** START Data listing **

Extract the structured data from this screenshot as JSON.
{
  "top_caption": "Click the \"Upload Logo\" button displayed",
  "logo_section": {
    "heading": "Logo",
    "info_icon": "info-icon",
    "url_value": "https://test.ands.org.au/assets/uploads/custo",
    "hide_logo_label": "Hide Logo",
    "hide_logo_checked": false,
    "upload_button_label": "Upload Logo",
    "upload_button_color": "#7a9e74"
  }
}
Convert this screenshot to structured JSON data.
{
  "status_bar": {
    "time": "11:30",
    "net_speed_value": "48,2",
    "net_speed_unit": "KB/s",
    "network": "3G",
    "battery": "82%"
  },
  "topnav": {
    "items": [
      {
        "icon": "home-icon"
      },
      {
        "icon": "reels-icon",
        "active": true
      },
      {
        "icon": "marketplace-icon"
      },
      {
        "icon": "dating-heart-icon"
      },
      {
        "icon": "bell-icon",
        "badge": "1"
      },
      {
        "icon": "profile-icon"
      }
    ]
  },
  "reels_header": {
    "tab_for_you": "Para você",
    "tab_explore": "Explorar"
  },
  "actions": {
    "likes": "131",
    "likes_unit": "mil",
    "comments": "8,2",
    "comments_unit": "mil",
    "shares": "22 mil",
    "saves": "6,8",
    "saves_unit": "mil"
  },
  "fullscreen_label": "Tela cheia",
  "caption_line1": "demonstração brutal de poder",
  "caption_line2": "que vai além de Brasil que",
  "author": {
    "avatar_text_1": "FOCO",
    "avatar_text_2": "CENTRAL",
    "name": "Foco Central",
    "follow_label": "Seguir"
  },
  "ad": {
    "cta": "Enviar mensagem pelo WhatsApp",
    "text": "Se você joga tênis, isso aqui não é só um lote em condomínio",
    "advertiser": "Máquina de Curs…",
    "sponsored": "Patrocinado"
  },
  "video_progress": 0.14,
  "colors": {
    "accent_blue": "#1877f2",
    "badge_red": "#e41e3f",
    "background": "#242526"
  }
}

** END Data listing **

# Objective
Reproduce all of the entries word for word.

# Correct response
Extract the structured data from this screenshot as JSON.
{
  "top_caption": "Click the \"Upload Logo\" button displayed",
  "logo_section": {
    "heading": "Logo",
    "info_icon": "info-icon",
    "url_value": "https://test.ands.org.au/assets/uploads/custo",
    "hide_logo_label": "Hide Logo",
    "hide_logo_checked": false,
    "upload_button_label": "Upload Logo",
    "upload_button_color": "#7a9e74"
  }
}
Convert this screenshot to structured JSON data.
{
  "status_bar": {
    "time": "11:30",
    "net_speed_value": "48,2",
    "net_speed_unit": "KB/s",
    "network": "3G",
    "battery": "82%"
  },
  "topnav": {
    "items": [
      {
        "icon": "home-icon"
      },
      {
        "icon": "reels-icon",
        "active": true
      },
      {
        "icon": "marketplace-icon"
      },
      {
        "icon": "dating-heart-icon"
      },
      {
        "icon": "bell-icon",
        "badge": "1"
      },
      {
        "icon": "profile-icon"
      }
    ]
  },
  "reels_header": {
    "tab_for_you": "Para você",
    "tab_explore": "Explorar"
  },
  "actions": {
    "likes": "131",
    "likes_unit": "mil",
    "comments": "8,2",
    "comments_unit": "mil",
    "shares": "22 mil",
    "saves": "6,8",
    "saves_unit": "mil"
  },
  "fullscreen_label": "Tela cheia",
  "caption_line1": "demonstração brutal de poder",
  "caption_line2": "que vai além de Brasil que",
  "author": {
    "avatar_text_1": "FOCO",
    "avatar_text_2": "CENTRAL",
    "name": "Foco Central",
    "follow_label": "Seguir"
  },
  "ad": {
    "cta": "Enviar mensagem pelo WhatsApp",
    "text": "Se você joga tênis, isso aqui não é só um lote em condomínio",
    "advertiser": "Máquina de Curs…",
    "sponsored": "Patrocinado"
  },
  "video_progress": 0.14,
  "colors": {
    "accent_blue": "#1877f2",
    "badge_red": "#e41e3f",
    "background": "#242526"
  }
}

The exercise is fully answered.